WHAT THE EXERCISE ASKS
Write the count of lines that contain the word "true" and nothing else.

MATERIALS PROVIDED
▼

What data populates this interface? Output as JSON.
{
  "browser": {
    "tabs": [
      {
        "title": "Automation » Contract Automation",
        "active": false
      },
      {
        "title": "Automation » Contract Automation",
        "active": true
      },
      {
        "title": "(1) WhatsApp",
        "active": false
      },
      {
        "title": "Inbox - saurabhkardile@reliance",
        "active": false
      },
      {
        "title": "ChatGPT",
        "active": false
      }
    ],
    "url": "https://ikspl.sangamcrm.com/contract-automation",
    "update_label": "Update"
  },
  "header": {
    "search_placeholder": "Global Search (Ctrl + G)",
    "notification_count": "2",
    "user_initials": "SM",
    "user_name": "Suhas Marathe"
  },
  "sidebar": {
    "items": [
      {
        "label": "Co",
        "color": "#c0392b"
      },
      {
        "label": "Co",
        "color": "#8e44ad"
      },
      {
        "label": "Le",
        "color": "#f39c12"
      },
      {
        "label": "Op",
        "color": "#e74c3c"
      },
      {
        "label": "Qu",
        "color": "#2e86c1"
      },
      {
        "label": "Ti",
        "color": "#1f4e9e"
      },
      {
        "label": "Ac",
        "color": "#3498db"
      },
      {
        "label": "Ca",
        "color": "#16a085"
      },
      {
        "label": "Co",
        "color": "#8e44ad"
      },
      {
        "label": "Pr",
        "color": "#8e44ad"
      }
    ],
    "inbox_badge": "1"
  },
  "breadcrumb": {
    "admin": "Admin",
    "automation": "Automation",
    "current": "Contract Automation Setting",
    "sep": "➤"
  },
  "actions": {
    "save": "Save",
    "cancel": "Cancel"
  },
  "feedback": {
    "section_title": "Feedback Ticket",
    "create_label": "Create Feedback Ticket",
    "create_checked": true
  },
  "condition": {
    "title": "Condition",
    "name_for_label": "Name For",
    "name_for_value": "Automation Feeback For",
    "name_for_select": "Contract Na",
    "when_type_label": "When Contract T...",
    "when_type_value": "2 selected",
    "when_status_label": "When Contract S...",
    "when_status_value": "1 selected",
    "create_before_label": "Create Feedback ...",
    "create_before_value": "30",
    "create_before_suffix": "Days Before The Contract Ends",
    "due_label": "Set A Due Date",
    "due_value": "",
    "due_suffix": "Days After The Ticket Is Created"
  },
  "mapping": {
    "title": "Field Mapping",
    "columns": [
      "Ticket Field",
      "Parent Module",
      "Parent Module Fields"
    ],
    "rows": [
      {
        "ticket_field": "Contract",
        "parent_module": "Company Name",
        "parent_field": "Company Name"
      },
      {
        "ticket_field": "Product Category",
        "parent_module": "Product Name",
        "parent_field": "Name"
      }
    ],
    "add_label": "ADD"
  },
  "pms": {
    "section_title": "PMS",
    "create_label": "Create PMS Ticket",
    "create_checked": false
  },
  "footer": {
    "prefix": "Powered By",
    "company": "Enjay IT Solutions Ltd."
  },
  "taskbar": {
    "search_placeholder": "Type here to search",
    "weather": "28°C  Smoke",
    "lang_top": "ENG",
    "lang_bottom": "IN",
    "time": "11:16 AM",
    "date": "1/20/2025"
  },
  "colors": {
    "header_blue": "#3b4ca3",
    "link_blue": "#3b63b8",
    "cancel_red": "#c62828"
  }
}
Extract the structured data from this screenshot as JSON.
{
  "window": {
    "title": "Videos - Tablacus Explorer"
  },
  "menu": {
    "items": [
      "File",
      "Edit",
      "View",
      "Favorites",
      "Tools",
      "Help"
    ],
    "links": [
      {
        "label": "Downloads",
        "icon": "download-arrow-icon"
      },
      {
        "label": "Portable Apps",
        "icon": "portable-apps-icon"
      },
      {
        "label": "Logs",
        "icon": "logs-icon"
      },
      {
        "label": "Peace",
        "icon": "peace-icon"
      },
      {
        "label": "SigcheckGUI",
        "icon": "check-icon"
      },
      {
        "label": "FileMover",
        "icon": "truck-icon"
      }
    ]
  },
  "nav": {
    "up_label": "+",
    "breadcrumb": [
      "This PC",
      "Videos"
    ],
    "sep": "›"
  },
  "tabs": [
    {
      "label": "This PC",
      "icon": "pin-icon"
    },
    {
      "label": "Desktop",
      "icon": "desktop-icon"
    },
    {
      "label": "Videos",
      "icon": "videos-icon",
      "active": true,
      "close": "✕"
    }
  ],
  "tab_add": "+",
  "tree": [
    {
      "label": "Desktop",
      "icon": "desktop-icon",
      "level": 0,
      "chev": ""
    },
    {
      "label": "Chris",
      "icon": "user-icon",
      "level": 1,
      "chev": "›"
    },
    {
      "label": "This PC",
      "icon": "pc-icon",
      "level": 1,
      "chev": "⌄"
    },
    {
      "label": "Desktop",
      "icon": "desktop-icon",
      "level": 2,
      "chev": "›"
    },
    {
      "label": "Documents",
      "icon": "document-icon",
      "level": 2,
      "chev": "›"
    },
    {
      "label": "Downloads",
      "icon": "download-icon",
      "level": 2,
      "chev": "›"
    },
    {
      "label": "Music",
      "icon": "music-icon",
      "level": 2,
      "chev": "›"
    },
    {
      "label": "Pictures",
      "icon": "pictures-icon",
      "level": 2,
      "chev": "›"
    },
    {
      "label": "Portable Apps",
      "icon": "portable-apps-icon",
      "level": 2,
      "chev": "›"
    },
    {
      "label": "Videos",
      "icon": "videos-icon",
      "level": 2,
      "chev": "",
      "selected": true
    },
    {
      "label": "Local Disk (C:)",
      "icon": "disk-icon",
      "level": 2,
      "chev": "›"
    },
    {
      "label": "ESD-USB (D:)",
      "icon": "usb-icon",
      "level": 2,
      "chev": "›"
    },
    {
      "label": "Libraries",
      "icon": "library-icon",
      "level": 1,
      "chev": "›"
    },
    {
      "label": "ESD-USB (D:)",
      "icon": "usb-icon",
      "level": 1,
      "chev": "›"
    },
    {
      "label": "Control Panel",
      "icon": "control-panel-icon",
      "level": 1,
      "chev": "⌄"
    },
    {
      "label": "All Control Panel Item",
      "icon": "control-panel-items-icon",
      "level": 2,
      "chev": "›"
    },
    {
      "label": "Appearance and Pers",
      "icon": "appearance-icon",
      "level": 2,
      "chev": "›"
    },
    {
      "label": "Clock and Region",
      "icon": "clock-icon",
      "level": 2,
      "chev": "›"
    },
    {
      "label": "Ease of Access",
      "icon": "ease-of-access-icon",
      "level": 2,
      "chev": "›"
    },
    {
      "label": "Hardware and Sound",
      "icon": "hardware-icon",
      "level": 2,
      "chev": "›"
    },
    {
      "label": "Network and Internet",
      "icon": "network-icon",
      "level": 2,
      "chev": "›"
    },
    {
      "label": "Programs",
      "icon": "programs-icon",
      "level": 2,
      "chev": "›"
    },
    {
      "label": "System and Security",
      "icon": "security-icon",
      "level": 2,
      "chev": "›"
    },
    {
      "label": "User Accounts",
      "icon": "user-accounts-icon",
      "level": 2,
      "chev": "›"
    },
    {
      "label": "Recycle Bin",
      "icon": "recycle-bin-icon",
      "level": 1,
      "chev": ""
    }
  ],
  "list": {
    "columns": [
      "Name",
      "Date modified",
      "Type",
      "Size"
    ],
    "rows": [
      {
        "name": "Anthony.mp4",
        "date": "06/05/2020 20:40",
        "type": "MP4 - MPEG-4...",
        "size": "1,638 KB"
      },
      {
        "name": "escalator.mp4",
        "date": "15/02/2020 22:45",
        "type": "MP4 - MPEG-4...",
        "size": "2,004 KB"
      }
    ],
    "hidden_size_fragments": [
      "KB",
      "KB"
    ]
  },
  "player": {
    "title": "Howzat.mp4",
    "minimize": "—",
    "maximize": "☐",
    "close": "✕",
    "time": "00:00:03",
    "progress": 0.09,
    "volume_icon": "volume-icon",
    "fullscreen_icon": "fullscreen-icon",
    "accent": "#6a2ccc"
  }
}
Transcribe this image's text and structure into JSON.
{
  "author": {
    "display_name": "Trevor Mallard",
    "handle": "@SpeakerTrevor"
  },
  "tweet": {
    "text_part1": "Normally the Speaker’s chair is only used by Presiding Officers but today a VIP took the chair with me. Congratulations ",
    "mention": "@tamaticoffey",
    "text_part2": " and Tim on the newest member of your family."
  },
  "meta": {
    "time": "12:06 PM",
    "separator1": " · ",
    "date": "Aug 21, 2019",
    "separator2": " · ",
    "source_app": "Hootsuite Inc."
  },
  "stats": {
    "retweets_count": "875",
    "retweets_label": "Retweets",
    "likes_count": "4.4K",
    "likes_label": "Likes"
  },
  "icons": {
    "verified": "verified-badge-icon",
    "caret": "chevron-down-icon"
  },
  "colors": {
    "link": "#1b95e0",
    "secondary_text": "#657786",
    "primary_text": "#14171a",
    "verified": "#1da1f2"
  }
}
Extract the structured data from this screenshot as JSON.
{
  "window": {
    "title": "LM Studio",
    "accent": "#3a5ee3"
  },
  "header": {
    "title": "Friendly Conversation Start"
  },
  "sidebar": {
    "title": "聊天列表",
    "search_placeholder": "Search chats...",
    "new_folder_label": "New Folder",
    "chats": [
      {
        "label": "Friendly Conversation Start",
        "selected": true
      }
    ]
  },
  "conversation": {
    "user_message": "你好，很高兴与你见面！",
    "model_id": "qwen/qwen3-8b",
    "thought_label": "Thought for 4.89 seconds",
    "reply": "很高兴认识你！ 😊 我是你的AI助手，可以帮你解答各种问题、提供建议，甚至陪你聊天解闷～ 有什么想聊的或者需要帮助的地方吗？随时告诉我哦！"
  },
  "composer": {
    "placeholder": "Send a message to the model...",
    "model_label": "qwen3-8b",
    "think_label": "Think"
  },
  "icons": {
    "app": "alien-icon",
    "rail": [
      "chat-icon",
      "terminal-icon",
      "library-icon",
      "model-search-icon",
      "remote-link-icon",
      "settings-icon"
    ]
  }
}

▲

OUTPUT FOR THIS TASK
5